Written problem — Output the full listing word for word.

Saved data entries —
— START —

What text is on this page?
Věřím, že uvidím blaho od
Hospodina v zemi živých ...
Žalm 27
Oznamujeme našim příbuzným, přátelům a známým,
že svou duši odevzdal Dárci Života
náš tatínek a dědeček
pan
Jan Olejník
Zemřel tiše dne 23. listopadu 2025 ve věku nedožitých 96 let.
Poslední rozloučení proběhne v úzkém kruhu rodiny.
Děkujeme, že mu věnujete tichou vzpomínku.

— END —

Finished exercise —
What text is on this page?
Věřím, že uvidím blaho od
Hospodina v zemi živých ...
Žalm 27
Oznamujeme našim příbuzným, přátelům a známým,
že svou duši odevzdal Dárci Života
náš tatínek a dědeček
pan
Jan Olejník
Zemřel tiše dne 23. listopadu 2025 ve věku nedožitých 96 let.
Poslední rozloučení proběhne v úzkém kruhu rodiny.
Děkujeme, že mu věnujete tichou vzpomínku.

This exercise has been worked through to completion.